┌─ Material for the task
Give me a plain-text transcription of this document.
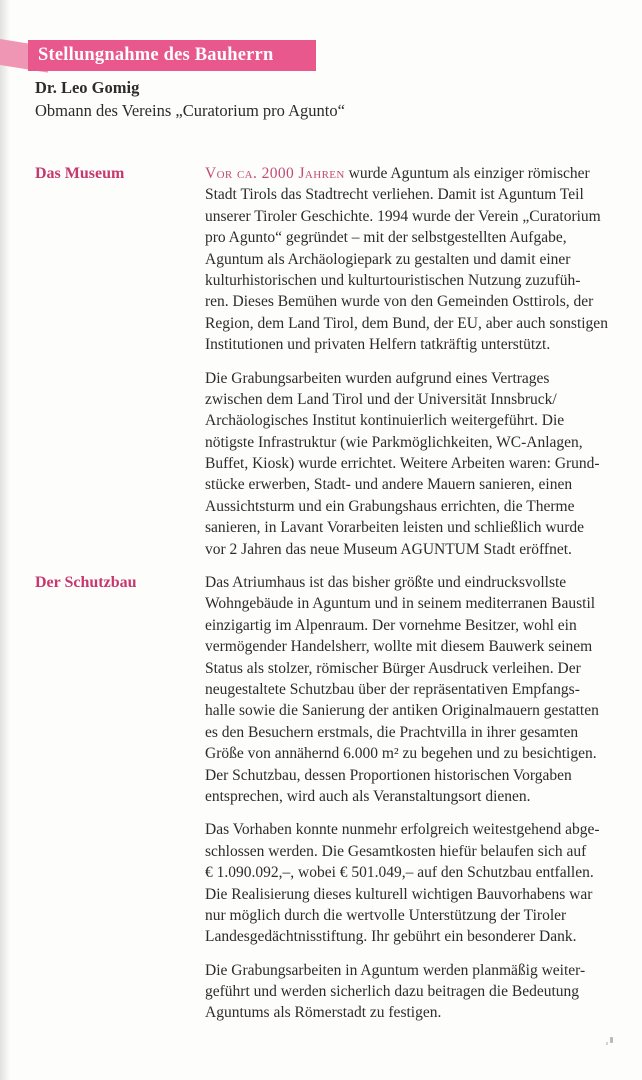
Stellungnahme des Bauherrn
Dr. Leo Gomig
Obmann des Vereins „Curatorium pro Agunto“
Das Museum	Vor ca. 2000 Jahren wurde Aguntum als einziger römischer
Stadt Tirols das Stadtrecht verliehen. Damit ist Aguntum Teil
unserer Tiroler Geschichte. 1994 wurde der Verein „Curatorium
pro Agunto“ gegründet – mit der selbstgestellten Aufgabe,
Aguntum als Archäologiepark zu gestalten und damit einer
kulturhistorischen und kulturtouristischen Nutzung zuzufüh-
ren. Dieses Bemühen wurde von den Gemeinden Osttirols, der
Region, dem Land Tirol, dem Bund, der EU, aber auch sonstigen
Institutionen und privaten Helfern tatkräftig unterstützt.
Die Grabungsarbeiten wurden aufgrund eines Vertrages
zwischen dem Land Tirol und der Universität Innsbruck/
Archäologisches Institut kontinuierlich weitergeführt. Die
nötigste Infrastruktur (wie Parkmöglichkeiten, WC-Anlagen,
Buffet, Kiosk) wurde errichtet. Weitere Arbeiten waren: Grund-
stücke erwerben, Stadt- und andere Mauern sanieren, einen
Aussichtsturm und ein Grabungshaus errichten, die Therme
sanieren, in Lavant Vorarbeiten leisten und schließlich wurde
vor 2 Jahren das neue Museum AGUNTUM Stadt eröffnet.
Der Schutzbau	Das Atriumhaus ist das bisher größte und eindrucksvollste
Wohngebäude in Aguntum und in seinem mediterranen Baustil
einzigartig im Alpenraum. Der vornehme Besitzer, wohl ein
vermögender Handelsherr, wollte mit diesem Bauwerk seinem
Status als stolzer, römischer Bürger Ausdruck verleihen. Der
neugestaltete Schutzbau über der repräsentativen Empfangs-
halle sowie die Sanierung der antiken Originalmauern gestatten
es den Besuchern erstmals, die Prachtvilla in ihrer gesamten
Größe von annähernd 6.000 m² zu begehen und zu besichtigen.
Der Schutzbau, dessen Proportionen historischen Vorgaben
entsprechen, wird auch als Veranstaltungsort dienen.
Das Vorhaben konnte nunmehr erfolgreich weitestgehend abge-
schlossen werden. Die Gesamtkosten hiefür belaufen sich auf
€ 1.090.092,–, wobei € 501.049,– auf den Schutzbau entfallen.
Die Realisierung dieses kulturell wichtigen Bauvorhabens war
nur möglich durch die wertvolle Unterstützung der Tiroler
Landesgedächtnisstiftung. Ihr gebührt ein besonderer Dank.
Die Grabungsarbeiten in Aguntum werden planmäßig weiter-
geführt und werden sicherlich dazu beitragen die Bedeutung
Aguntums als Römerstadt zu festigen.
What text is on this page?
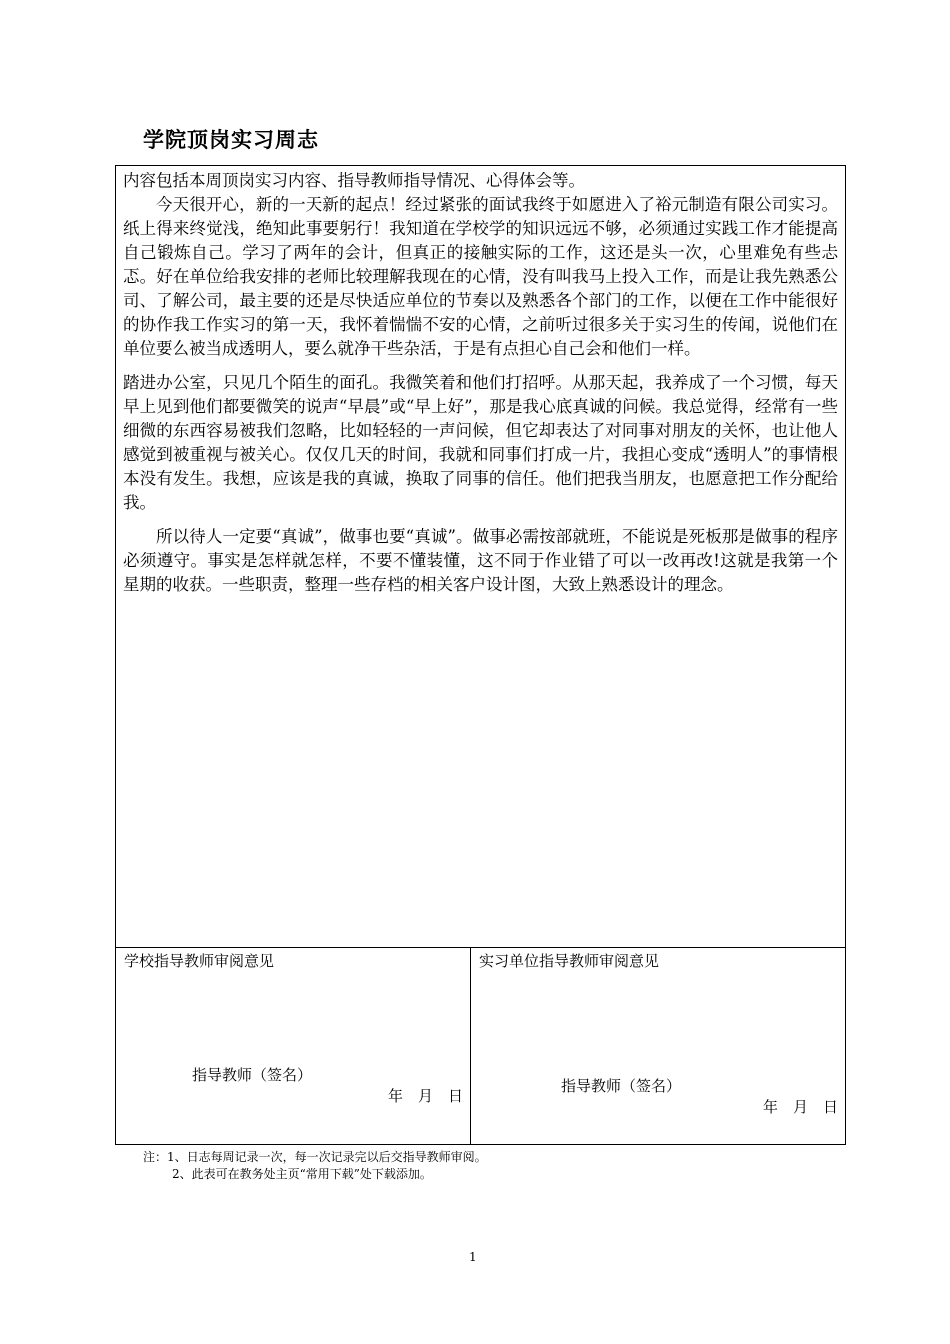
学院顶岗实习周志

内容包括本周顶岗实习内容、指导教师指导情况、心得体会等。

今天很开心，新的一天新的起点！经过紧张的面试我终于如愿进入了裕元制造有限公司实习。纸上得来终觉浅，绝知此事要躬行！我知道在学校学的知识远远不够，必须通过实践工作才能提高自己锻炼自己。学习了两年的会计，但真正的接触实际的工作，这还是头一次，心里难免有些忐忑。好在单位给我安排的老师比较理解我现在的心情，没有叫我马上投入工作，而是让我先熟悉公司、了解公司，最主要的还是尽快适应单位的节奏以及熟悉各个部门的工作，以便在工作中能很好的协作我工作实习的第一天，我怀着惴惴不安的心情，之前听过很多关于实习生的传闻，说他们在单位要么被当成透明人，要么就净干些杂活，于是有点担心自己会和他们一样。

踏进办公室，只见几个陌生的面孔。我微笑着和他们打招呼。从那天起，我养成了一个习惯，每天早上见到他们都要微笑的说声“早晨”或“早上好”，那是我心底真诚的问候。我总觉得，经常有一些细微的东西容易被我们忽略，比如轻轻的一声问候，但它却表达了对同事对朋友的关怀，也让他人感觉到被重视与被关心。仅仅几天的时间，我就和同事们打成一片，我担心变成“透明人”的事情根本没有发生。我想，应该是我的真诚，换取了同事的信任。他们把我当朋友，也愿意把工作分配给我。

所以待人一定要“真诚”，做事也要“真诚”。做事必需按部就班，不能说是死板那是做事的程序必须遵守。事实是怎样就怎样，不要不懂装懂，这不同于作业错了可以一改再改!这就是我第一个星期的收获。一些职责，整理一些存档的相关客户设计图，大致上熟悉设计的理念。

学校指导教师审阅意见
指导教师（签名）
年　月　日
实习单位指导教师审阅意见
指导教师（签名）
年　月　日
注：1、日志每周记录一次，每一次记录完以后交指导教师审阅。
2、此表可在教务处主页“常用下载”处下载添加。
1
└─
Gather from the entries above all lines that include the string "Tiroler".

unserer Tiroler Geschichte. 1994 wurde der Verein „Curatorium
nur möglich durch die wertvolle Unterstützung der Tiroler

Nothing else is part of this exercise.